**TASK OBJECTIVE**
Read the lines that follow and pick out every one containing the word "Happy".

[DATASET ENTRIES start]

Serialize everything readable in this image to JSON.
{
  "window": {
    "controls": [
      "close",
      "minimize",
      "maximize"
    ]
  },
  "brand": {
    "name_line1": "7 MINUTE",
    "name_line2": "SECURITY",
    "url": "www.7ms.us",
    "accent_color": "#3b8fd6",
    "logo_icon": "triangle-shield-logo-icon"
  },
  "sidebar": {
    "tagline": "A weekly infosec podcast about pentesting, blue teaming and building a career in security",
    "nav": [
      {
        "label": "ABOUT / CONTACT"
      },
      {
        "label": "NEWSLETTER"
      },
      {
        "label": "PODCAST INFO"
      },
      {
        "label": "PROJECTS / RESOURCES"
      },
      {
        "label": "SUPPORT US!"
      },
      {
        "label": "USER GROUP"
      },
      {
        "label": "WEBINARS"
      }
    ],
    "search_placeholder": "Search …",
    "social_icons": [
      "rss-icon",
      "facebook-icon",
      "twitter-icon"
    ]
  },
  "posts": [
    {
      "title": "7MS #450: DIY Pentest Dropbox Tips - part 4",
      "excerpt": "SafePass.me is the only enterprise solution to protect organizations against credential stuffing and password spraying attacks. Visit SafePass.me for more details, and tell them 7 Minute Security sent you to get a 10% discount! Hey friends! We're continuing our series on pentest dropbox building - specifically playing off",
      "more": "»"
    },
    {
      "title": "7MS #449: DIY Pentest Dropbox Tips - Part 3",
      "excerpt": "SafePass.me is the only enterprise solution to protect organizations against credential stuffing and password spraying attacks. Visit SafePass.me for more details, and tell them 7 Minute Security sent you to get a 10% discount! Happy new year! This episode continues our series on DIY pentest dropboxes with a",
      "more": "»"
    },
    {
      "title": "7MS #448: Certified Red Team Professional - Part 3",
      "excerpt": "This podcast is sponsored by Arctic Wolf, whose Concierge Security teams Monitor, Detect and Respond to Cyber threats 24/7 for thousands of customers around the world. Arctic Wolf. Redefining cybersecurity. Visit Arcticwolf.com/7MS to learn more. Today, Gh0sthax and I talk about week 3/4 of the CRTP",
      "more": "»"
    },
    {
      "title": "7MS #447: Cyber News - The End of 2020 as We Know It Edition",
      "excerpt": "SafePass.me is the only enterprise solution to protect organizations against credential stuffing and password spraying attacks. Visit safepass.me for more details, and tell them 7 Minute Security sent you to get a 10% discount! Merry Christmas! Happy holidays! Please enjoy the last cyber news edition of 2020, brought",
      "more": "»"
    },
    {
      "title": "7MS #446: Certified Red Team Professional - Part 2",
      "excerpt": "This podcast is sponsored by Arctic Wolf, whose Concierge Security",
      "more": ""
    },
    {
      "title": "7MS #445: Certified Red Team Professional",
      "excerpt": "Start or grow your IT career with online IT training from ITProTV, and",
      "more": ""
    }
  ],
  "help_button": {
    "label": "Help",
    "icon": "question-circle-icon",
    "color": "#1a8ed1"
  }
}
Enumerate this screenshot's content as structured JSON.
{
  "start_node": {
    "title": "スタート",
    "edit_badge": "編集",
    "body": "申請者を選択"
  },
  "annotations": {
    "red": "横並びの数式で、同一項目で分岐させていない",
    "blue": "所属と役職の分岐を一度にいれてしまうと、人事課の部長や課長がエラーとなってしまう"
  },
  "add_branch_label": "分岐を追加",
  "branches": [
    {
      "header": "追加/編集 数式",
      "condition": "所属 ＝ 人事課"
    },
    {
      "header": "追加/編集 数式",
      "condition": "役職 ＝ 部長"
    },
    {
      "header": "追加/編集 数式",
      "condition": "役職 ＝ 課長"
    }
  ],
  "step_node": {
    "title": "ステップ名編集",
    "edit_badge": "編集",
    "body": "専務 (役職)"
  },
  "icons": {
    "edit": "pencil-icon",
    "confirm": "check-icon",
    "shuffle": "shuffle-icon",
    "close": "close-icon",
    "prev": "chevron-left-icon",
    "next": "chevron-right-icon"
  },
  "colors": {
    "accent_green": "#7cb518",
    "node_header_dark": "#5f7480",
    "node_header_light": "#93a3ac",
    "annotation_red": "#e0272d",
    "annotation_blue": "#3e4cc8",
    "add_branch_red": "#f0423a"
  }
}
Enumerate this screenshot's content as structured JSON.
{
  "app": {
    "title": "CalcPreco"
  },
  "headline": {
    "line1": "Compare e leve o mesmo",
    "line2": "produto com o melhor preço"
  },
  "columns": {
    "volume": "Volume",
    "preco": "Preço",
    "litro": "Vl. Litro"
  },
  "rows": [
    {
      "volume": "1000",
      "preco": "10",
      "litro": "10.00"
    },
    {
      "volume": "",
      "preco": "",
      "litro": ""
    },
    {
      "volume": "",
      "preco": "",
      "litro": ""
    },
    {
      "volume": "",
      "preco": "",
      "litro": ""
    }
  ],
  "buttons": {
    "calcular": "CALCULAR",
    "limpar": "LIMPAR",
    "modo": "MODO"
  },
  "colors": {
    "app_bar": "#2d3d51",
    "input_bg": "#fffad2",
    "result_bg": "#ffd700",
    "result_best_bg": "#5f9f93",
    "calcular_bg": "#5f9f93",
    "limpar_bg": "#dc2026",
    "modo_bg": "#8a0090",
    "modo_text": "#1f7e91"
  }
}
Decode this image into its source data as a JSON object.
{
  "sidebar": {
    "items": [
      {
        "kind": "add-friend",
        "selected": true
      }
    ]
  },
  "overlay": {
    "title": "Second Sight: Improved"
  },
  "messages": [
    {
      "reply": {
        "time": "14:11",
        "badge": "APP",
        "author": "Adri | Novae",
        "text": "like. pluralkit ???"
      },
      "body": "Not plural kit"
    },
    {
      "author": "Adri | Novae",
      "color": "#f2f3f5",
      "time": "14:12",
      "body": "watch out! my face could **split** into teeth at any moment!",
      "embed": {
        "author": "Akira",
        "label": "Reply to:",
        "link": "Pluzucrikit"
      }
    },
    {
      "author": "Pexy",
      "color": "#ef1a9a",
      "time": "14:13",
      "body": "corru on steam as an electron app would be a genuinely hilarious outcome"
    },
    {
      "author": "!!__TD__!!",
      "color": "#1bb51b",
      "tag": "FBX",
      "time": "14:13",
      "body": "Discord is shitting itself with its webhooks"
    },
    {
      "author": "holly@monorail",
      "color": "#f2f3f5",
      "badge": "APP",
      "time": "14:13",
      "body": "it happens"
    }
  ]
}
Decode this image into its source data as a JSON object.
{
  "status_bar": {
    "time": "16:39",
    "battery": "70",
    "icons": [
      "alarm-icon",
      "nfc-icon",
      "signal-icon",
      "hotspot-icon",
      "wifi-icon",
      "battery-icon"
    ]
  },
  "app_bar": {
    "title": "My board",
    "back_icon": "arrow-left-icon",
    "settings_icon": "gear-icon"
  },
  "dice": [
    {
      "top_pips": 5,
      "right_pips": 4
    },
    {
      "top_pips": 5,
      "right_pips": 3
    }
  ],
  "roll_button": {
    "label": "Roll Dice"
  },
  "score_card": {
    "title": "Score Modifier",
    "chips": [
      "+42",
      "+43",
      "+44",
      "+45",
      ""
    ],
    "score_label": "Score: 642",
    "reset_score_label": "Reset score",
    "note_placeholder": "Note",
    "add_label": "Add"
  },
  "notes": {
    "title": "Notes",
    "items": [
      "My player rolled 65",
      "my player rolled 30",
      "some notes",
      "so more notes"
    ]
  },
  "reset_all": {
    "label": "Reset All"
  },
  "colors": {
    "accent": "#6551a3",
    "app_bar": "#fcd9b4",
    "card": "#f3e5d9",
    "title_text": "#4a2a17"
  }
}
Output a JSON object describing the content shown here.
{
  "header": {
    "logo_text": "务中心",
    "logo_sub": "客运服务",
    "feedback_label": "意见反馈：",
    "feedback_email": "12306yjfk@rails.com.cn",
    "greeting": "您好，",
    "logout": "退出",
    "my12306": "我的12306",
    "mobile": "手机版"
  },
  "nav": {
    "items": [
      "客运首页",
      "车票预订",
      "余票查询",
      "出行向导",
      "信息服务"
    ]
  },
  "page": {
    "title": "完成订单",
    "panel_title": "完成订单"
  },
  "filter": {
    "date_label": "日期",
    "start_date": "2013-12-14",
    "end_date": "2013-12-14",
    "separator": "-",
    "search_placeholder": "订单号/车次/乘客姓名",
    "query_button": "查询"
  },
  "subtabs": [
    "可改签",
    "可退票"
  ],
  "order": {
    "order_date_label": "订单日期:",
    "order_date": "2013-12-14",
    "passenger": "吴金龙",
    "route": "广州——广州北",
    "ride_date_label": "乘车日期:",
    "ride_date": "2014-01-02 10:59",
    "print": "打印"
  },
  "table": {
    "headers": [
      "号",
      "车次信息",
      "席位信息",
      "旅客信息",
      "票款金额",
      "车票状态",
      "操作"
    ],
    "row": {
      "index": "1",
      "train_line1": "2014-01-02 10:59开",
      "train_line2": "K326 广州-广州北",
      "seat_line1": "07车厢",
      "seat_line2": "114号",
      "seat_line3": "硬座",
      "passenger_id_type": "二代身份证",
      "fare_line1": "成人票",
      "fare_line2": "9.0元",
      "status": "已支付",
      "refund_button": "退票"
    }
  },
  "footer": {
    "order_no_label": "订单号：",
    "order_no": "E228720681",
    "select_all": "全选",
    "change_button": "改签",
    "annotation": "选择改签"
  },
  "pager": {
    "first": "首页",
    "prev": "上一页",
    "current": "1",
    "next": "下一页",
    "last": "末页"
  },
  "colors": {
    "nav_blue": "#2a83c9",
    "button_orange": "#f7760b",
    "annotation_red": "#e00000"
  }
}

[DATASET ENTRIES end]

**COMPLETE OUTPUT**
      "excerpt": "SafePass.me is the only enterprise solution to protect organizations against credential stuffing and password spraying attacks. Visit SafePass.me for more details, and tell them 7 Minute Security sent you to get a 10% discount! Happy new year! This episode continues our series on DIY pentest dropboxes with a",
      "excerpt": "SafePass.me is the only enterprise solution to protect organizations against credential stuffing and password spraying attacks. Visit safepass.me for more details, and tell them 7 Minute Security sent you to get a 10% discount! Merry Christmas! Happy holidays! Please enjoy the last cyber news edition of 2020, brought",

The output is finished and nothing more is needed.